------ Supplied records ------

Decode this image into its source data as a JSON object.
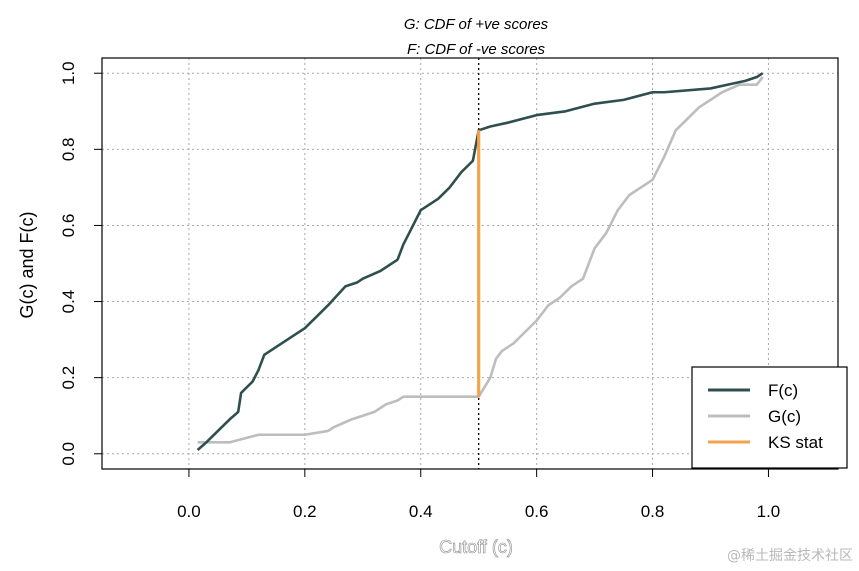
{
  "chart_data": {
    "type": "line",
    "title_line1": "G: CDF of +ve scores",
    "title_line2": "F: CDF of -ve scores",
    "xlabel": "Cutoff (c)",
    "ylabel": "G(c) and F(c)",
    "xlim": [
      -0.15,
      1.12
    ],
    "ylim": [
      -0.04,
      1.04
    ],
    "xticks": [
      0.0,
      0.2,
      0.4,
      0.6,
      0.8,
      1.0
    ],
    "xtick_labels": [
      "0.0",
      "0.2",
      "0.4",
      "0.6",
      "0.8",
      "1.0"
    ],
    "yticks": [
      0.0,
      0.2,
      0.4,
      0.6,
      0.8,
      1.0
    ],
    "ytick_labels": [
      "0.0",
      "0.2",
      "0.4",
      "0.6",
      "0.8",
      "1.0"
    ],
    "grid": true,
    "cutoff_line_x": 0.5,
    "legend_position": "bottom-right",
    "series": [
      {
        "name": "F(c)",
        "color": "#2f4f4f",
        "x": [
          0.015,
          0.03,
          0.05,
          0.07,
          0.085,
          0.09,
          0.11,
          0.12,
          0.13,
          0.15,
          0.2,
          0.22,
          0.24,
          0.27,
          0.29,
          0.3,
          0.33,
          0.36,
          0.37,
          0.38,
          0.39,
          0.4,
          0.43,
          0.45,
          0.47,
          0.49,
          0.5,
          0.52,
          0.55,
          0.6,
          0.65,
          0.7,
          0.75,
          0.8,
          0.82,
          0.9,
          0.93,
          0.96,
          0.98,
          0.99
        ],
        "y": [
          0.01,
          0.03,
          0.06,
          0.09,
          0.11,
          0.16,
          0.19,
          0.22,
          0.26,
          0.28,
          0.33,
          0.36,
          0.39,
          0.44,
          0.45,
          0.46,
          0.48,
          0.51,
          0.55,
          0.58,
          0.61,
          0.64,
          0.67,
          0.7,
          0.74,
          0.77,
          0.85,
          0.86,
          0.87,
          0.89,
          0.9,
          0.92,
          0.93,
          0.95,
          0.95,
          0.96,
          0.97,
          0.98,
          0.99,
          1.0
        ]
      },
      {
        "name": "G(c)",
        "color": "#bdbdbd",
        "x": [
          0.015,
          0.07,
          0.12,
          0.2,
          0.24,
          0.25,
          0.28,
          0.3,
          0.32,
          0.34,
          0.36,
          0.37,
          0.4,
          0.45,
          0.5,
          0.52,
          0.53,
          0.54,
          0.56,
          0.58,
          0.6,
          0.62,
          0.64,
          0.66,
          0.68,
          0.7,
          0.72,
          0.74,
          0.76,
          0.8,
          0.82,
          0.84,
          0.86,
          0.88,
          0.9,
          0.92,
          0.95,
          0.98,
          0.99
        ],
        "y": [
          0.03,
          0.03,
          0.05,
          0.05,
          0.06,
          0.07,
          0.09,
          0.1,
          0.11,
          0.13,
          0.14,
          0.15,
          0.15,
          0.15,
          0.15,
          0.2,
          0.25,
          0.27,
          0.29,
          0.32,
          0.35,
          0.39,
          0.41,
          0.44,
          0.46,
          0.54,
          0.58,
          0.64,
          0.68,
          0.72,
          0.78,
          0.85,
          0.88,
          0.91,
          0.93,
          0.95,
          0.97,
          0.97,
          0.99
        ]
      },
      {
        "name": "KS stat",
        "color": "#f4a24c",
        "x": [
          0.5,
          0.5
        ],
        "y": [
          0.15,
          0.85
        ]
      }
    ]
  },
  "watermark": "@稀土掘金技术社区"
}
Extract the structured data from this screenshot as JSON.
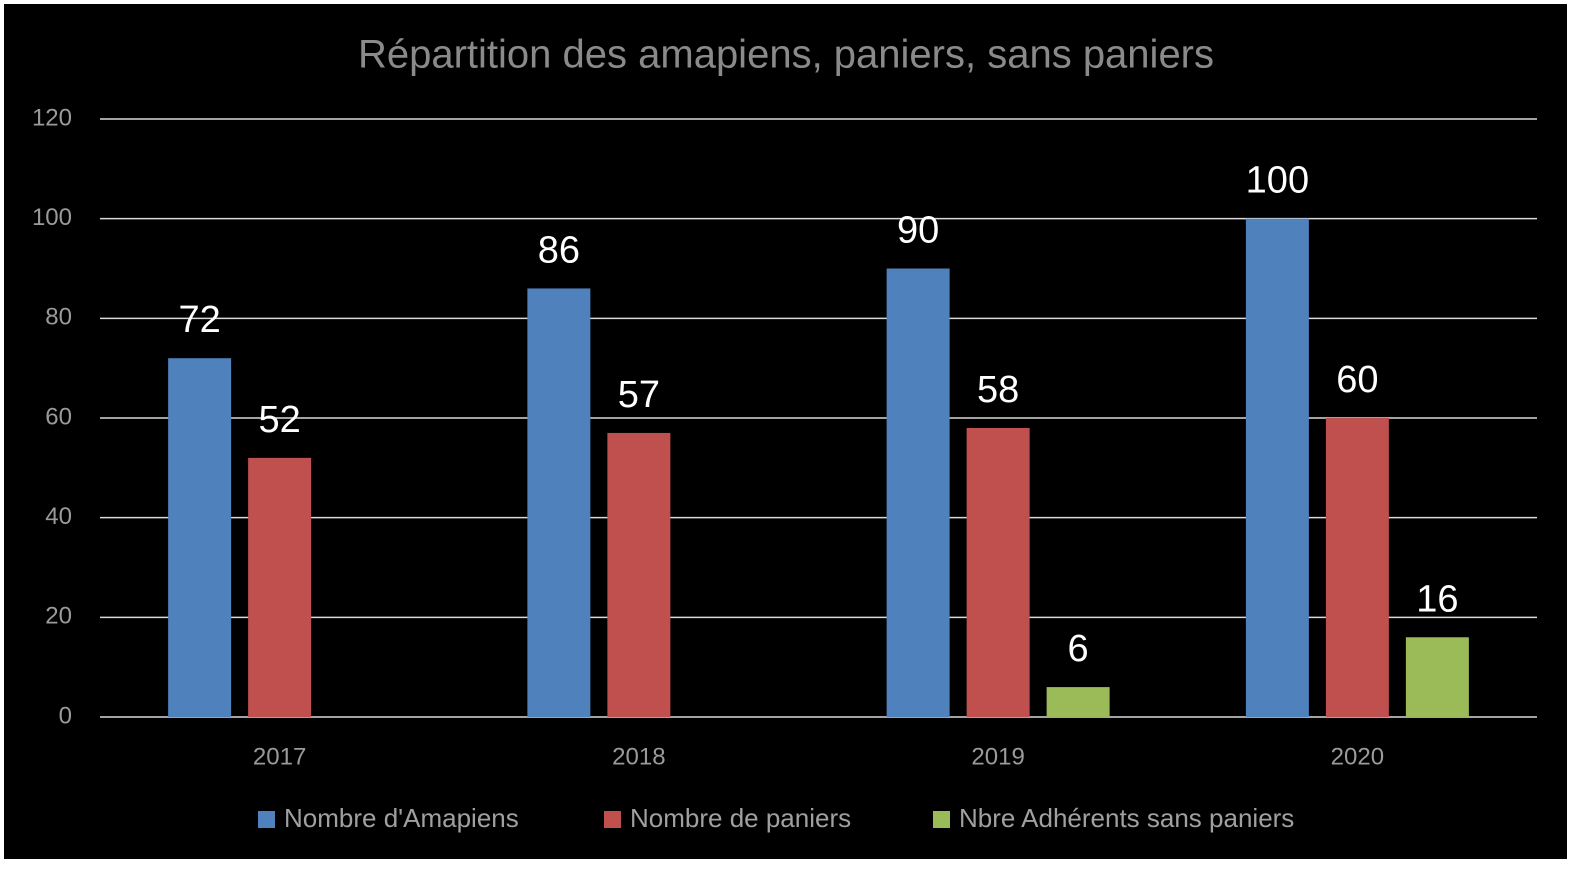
{
  "chart_data": {
    "type": "bar",
    "title": "Répartition des amapiens, paniers, sans paniers",
    "categories": [
      "2017",
      "2018",
      "2019",
      "2020"
    ],
    "series": [
      {
        "name": "Nombre d'Amapiens",
        "color": "#4f81bd",
        "values": [
          72,
          86,
          90,
          100
        ]
      },
      {
        "name": "Nombre de paniers",
        "color": "#c0504d",
        "values": [
          52,
          57,
          58,
          60
        ]
      },
      {
        "name": "Nbre Adhérents sans paniers",
        "color": "#9bbb59",
        "values": [
          null,
          null,
          6,
          16
        ]
      }
    ],
    "ylim": [
      0,
      120
    ],
    "yticks": [
      0,
      20,
      40,
      60,
      80,
      100,
      120
    ],
    "grid": true,
    "legend": "bottom"
  }
}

------

▶ _What you should do_: With the pictures left out, transcribe the material exactly.

▶ _Problem solution_:
Decode this image into its source data as a JSON object.
{
  "chart_data": {
    "type": "line",
    "title_line1": "G: CDF of +ve scores",
    "title_line2": "F: CDF of -ve scores",
    "xlabel": "Cutoff (c)",
    "ylabel": "G(c) and F(c)",
    "xlim": [
      -0.15,
      1.12
    ],
    "ylim": [
      -0.04,
      1.04
    ],
    "xticks": [
      0.0,
      0.2,
      0.4,
      0.6,
      0.8,
      1.0
    ],
    "xtick_labels": [
      "0.0",
      "0.2",
      "0.4",
      "0.6",
      "0.8",
      "1.0"
    ],
    "yticks": [
      0.0,
      0.2,
      0.4,
      0.6,
      0.8,
      1.0
    ],
    "ytick_labels": [
      "0.0",
      "0.2",
      "0.4",
      "0.6",
      "0.8",
      "1.0"
    ],
    "grid": true,
    "cutoff_line_x": 0.5,
    "legend_position": "bottom-right",
    "series": [
      {
        "name": "F(c)",
        "color": "#2f4f4f",
        "x": [
          0.015,
          0.03,
          0.05,
          0.07,
          0.085,
          0.09,
          0.11,
          0.12,
          0.13,
          0.15,
          0.2,
          0.22,
          0.24,
          0.27,
          0.29,
          0.3,
          0.33,
          0.36,
          0.37,
          0.38,
          0.39,
          0.4,
          0.43,
          0.45,
          0.47,
          0.49,
          0.5,
          0.52,
          0.55,
          0.6,
          0.65,
          0.7,
          0.75,
          0.8,
          0.82,
          0.9,
          0.93,
          0.96,
          0.98,
          0.99
        ],
        "y": [
          0.01,
          0.03,
          0.06,
          0.09,
          0.11,
          0.16,
          0.19,
          0.22,
          0.26,
          0.28,
          0.33,
          0.36,
          0.39,
          0.44,
          0.45,
          0.46,
          0.48,
          0.51,
          0.55,
          0.58,
          0.61,
          0.64,
          0.67,
          0.7,
          0.74,
          0.77,
          0.85,
          0.86,
          0.87,
          0.89,
          0.9,
          0.92,
          0.93,
          0.95,
          0.95,
          0.96,
          0.97,
          0.98,
          0.99,
          1.0
        ]
      },
      {
        "name": "G(c)",
        "color": "#bdbdbd",
        "x": [
          0.015,
          0.07,
          0.12,
          0.2,
          0.24,
          0.25,
          0.28,
          0.3,
          0.32,
          0.34,
          0.36,
          0.37,
          0.4,
          0.45,
          0.5,
          0.52,
          0.53,
          0.54,
          0.56,
          0.58,
          0.6,
          0.62,
          0.64,
          0.66,
          0.68,
          0.7,
          0.72,
          0.74,
          0.76,
          0.8,
          0.82,
          0.84,
          0.86,
          0.88,
          0.9,
          0.92,
          0.95,
          0.98,
          0.99
        ],
        "y": [
          0.03,
          0.03,
          0.05,
          0.05,
          0.06,
          0.07,
          0.09,
          0.1,
          0.11,
          0.13,
          0.14,
          0.15,
          0.15,
          0.15,
          0.15,
          0.2,
          0.25,
          0.27,
          0.29,
          0.32,
          0.35,
          0.39,
          0.41,
          0.44,
          0.46,
          0.54,
          0.58,
          0.64,
          0.68,
          0.72,
          0.78,
          0.85,
          0.88,
          0.91,
          0.93,
          0.95,
          0.97,
          0.97,
          0.99
        ]
      },
      {
        "name": "KS stat",
        "color": "#f4a24c",
        "x": [
          0.5,
          0.5
        ],
        "y": [
          0.15,
          0.85
        ]
      }
    ]
  },
  "watermark": "@稀土掘金技术社区"
}
Extract the structured data from this screenshot as JSON.
{
  "chart_data": {
    "type": "bar",
    "title": "Répartition des amapiens, paniers, sans paniers",
    "categories": [
      "2017",
      "2018",
      "2019",
      "2020"
    ],
    "series": [
      {
        "name": "Nombre d'Amapiens",
        "color": "#4f81bd",
        "values": [
          72,
          86,
          90,
          100
        ]
      },
      {
        "name": "Nombre de paniers",
        "color": "#c0504d",
        "values": [
          52,
          57,
          58,
          60
        ]
      },
      {
        "name": "Nbre Adhérents sans paniers",
        "color": "#9bbb59",
        "values": [
          null,
          null,
          6,
          16
        ]
      }
    ],
    "ylim": [
      0,
      120
    ],
    "yticks": [
      0,
      20,
      40,
      60,
      80,
      100,
      120
    ],
    "grid": true,
    "legend": "bottom"
  }
}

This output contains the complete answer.